**Materials provided**
** Begin **
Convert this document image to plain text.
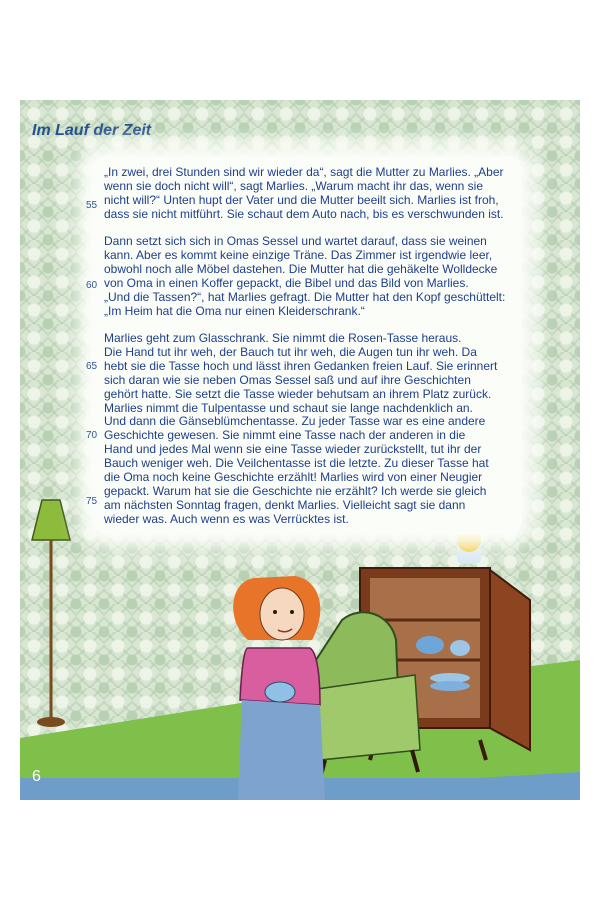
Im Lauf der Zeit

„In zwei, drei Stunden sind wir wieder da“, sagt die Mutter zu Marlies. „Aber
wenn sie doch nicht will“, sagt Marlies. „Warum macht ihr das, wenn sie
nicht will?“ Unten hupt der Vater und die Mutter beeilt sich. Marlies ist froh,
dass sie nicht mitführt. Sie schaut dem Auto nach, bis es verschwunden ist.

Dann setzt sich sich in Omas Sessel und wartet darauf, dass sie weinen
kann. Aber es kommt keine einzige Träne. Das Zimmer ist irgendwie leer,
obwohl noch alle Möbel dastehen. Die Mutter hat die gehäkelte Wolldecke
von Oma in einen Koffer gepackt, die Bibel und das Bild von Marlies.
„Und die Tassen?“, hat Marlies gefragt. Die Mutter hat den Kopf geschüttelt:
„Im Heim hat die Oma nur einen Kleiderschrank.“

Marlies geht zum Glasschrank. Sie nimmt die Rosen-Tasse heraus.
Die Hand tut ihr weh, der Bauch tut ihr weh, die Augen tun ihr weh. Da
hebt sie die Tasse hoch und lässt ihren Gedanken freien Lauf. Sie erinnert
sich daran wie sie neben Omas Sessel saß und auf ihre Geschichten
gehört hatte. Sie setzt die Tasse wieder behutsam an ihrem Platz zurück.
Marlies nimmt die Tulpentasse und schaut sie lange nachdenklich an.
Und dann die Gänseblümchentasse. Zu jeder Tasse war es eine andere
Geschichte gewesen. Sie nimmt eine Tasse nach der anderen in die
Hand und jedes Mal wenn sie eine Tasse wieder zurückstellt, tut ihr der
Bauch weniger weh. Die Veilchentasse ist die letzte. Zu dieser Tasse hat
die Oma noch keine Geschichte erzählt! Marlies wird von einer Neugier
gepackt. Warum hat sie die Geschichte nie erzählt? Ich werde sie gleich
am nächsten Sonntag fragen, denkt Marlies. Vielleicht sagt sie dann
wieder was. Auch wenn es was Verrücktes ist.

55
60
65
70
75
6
** End **
** Begin **
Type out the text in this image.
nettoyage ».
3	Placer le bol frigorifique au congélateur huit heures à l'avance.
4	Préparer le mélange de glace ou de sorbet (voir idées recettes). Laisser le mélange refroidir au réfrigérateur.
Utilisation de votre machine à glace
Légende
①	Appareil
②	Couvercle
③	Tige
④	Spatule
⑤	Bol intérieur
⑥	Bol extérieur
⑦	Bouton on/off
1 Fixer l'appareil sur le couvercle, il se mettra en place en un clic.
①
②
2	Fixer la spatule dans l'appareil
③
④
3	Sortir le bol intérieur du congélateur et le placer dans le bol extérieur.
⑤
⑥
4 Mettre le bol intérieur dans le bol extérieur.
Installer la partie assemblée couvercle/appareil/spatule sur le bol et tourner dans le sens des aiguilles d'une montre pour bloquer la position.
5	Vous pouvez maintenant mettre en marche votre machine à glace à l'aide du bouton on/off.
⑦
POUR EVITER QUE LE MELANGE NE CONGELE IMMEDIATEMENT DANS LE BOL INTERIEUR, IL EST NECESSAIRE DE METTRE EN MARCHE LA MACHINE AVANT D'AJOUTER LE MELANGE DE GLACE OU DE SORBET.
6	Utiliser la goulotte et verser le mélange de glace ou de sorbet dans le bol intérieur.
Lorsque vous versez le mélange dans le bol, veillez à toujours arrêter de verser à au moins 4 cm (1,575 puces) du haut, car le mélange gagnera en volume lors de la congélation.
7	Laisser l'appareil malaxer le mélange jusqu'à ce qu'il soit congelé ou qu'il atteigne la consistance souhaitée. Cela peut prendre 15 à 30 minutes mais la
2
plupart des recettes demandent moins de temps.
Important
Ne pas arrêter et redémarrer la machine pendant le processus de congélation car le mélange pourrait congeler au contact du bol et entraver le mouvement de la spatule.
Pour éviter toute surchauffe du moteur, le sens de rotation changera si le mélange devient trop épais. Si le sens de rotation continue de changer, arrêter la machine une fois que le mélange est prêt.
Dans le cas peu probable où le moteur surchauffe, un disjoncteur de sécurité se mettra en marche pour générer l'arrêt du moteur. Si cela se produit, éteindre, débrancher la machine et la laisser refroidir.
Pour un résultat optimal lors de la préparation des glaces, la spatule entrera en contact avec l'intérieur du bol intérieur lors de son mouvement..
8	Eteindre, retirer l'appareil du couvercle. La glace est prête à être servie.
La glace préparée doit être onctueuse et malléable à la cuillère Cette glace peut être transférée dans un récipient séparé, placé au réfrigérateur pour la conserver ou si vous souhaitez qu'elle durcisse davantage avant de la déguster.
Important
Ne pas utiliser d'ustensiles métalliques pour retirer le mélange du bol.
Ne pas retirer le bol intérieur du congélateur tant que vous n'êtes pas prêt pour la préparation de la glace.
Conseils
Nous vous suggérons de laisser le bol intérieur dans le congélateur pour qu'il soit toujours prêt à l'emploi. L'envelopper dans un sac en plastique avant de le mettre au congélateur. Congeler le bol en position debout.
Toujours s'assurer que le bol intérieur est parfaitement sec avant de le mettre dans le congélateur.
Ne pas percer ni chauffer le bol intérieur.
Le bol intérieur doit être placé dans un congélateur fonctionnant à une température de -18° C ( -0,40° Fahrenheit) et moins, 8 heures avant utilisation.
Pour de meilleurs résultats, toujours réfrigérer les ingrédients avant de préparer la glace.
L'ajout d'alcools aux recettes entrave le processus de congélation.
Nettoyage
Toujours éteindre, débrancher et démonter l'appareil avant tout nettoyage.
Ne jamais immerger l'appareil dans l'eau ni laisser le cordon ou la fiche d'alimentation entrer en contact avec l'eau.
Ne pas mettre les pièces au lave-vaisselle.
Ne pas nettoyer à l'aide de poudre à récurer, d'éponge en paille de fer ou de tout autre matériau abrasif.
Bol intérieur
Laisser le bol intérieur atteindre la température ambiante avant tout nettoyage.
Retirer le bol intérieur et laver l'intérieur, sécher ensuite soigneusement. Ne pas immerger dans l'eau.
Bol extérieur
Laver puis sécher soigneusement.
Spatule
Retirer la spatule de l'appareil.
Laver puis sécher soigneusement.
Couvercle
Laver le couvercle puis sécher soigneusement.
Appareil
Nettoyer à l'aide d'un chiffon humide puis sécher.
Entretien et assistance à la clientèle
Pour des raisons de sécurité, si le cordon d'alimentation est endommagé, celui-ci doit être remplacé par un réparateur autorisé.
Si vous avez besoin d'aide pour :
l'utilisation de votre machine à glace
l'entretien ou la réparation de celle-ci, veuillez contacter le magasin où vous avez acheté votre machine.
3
** End **
**Given problem**
Locate the word "lors" in the records and collect each line it appears in.

**Final answer**
Lorsque vous versez le mélange dans le bol, veillez à toujours arrêter de verser à au moins 4 cm (1,575 puces) du haut, car le mélange gagnera en volume lors de la congélation.
Pour un résultat optimal lors de la préparation des glaces, la spatule entrera en contact avec l'intérieur du bol intérieur lors de son mouvement..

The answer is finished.